**Stated problem**
Reproduce each line of the material exactly, minus any picture.

--*--

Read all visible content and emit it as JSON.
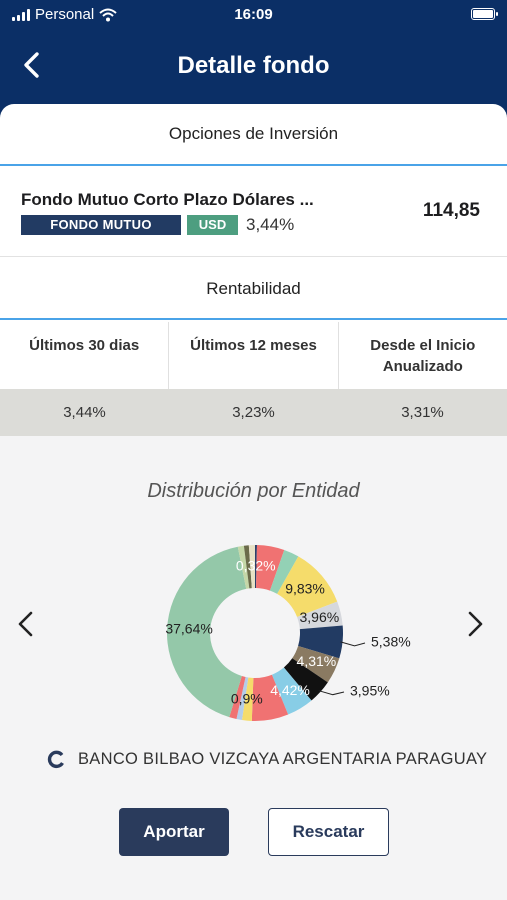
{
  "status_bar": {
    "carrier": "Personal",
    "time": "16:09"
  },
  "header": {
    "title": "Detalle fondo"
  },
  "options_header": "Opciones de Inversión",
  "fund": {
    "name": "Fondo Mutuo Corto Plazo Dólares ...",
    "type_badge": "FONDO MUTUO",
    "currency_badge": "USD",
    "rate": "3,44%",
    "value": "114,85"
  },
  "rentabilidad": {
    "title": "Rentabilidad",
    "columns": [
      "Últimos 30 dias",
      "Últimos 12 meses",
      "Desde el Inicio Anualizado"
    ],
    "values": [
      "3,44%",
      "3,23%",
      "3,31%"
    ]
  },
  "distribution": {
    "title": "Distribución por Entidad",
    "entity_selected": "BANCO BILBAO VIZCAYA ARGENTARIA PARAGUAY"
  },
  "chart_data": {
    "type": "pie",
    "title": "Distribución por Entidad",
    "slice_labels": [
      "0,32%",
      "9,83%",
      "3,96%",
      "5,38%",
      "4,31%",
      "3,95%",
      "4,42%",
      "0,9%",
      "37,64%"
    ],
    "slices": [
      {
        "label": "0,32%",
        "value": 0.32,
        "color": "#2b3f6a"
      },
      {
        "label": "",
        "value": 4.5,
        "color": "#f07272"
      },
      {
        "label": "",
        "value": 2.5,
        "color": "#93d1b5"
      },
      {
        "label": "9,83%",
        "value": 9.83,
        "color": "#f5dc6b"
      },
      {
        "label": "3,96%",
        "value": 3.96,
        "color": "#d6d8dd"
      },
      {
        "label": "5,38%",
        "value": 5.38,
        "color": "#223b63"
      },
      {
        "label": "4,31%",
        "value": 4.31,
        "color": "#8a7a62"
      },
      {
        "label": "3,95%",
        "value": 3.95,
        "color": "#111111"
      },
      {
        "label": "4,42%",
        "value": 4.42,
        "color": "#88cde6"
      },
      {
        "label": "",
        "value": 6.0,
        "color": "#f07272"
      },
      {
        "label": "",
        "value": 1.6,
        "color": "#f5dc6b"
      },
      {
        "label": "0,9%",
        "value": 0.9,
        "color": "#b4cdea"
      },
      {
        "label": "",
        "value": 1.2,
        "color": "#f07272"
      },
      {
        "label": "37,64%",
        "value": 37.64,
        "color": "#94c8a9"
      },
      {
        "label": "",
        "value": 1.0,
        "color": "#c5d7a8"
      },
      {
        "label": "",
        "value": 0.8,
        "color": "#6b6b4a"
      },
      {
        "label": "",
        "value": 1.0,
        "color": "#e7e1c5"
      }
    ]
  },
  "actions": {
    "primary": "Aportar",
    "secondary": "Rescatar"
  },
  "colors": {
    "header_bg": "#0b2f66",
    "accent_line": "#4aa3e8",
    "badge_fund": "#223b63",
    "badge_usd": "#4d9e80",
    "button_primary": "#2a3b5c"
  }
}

--*--

**Solution for this exercise**
Read all visible content and emit it as JSON.
{
  "status_bar": {
    "carrier": "Personal",
    "time": "16:09"
  },
  "header": {
    "title": "Detalle fondo"
  },
  "options_header": "Opciones de Inversión",
  "fund": {
    "name": "Fondo Mutuo Corto Plazo Dólares ...",
    "type_badge": "FONDO MUTUO",
    "currency_badge": "USD",
    "rate": "3,44%",
    "value": "114,85"
  },
  "rentabilidad": {
    "title": "Rentabilidad",
    "columns": [
      "Últimos 30 dias",
      "Últimos 12 meses",
      "Desde el Inicio Anualizado"
    ],
    "values": [
      "3,44%",
      "3,23%",
      "3,31%"
    ]
  },
  "distribution": {
    "title": "Distribución por Entidad",
    "entity_selected": "BANCO BILBAO VIZCAYA ARGENTARIA PARAGUAY"
  },
  "chart_data": {
    "type": "pie",
    "title": "Distribución por Entidad",
    "slice_labels": [
      "0,32%",
      "9,83%",
      "3,96%",
      "5,38%",
      "4,31%",
      "3,95%",
      "4,42%",
      "0,9%",
      "37,64%"
    ],
    "slices": [
      {
        "label": "0,32%",
        "value": 0.32,
        "color": "#2b3f6a"
      },
      {
        "label": "",
        "value": 4.5,
        "color": "#f07272"
      },
      {
        "label": "",
        "value": 2.5,
        "color": "#93d1b5"
      },
      {
        "label": "9,83%",
        "value": 9.83,
        "color": "#f5dc6b"
      },
      {
        "label": "3,96%",
        "value": 3.96,
        "color": "#d6d8dd"
      },
      {
        "label": "5,38%",
        "value": 5.38,
        "color": "#223b63"
      },
      {
        "label": "4,31%",
        "value": 4.31,
        "color": "#8a7a62"
      },
      {
        "label": "3,95%",
        "value": 3.95,
        "color": "#111111"
      },
      {
        "label": "4,42%",
        "value": 4.42,
        "color": "#88cde6"
      },
      {
        "label": "",
        "value": 6.0,
        "color": "#f07272"
      },
      {
        "label": "",
        "value": 1.6,
        "color": "#f5dc6b"
      },
      {
        "label": "0,9%",
        "value": 0.9,
        "color": "#b4cdea"
      },
      {
        "label": "",
        "value": 1.2,
        "color": "#f07272"
      },
      {
        "label": "37,64%",
        "value": 37.64,
        "color": "#94c8a9"
      },
      {
        "label": "",
        "value": 1.0,
        "color": "#c5d7a8"
      },
      {
        "label": "",
        "value": 0.8,
        "color": "#6b6b4a"
      },
      {
        "label": "",
        "value": 1.0,
        "color": "#e7e1c5"
      }
    ]
  },
  "actions": {
    "primary": "Aportar",
    "secondary": "Rescatar"
  },
  "colors": {
    "header_bg": "#0b2f66",
    "accent_line": "#4aa3e8",
    "badge_fund": "#223b63",
    "badge_usd": "#4d9e80",
    "button_primary": "#2a3b5c"
  }
}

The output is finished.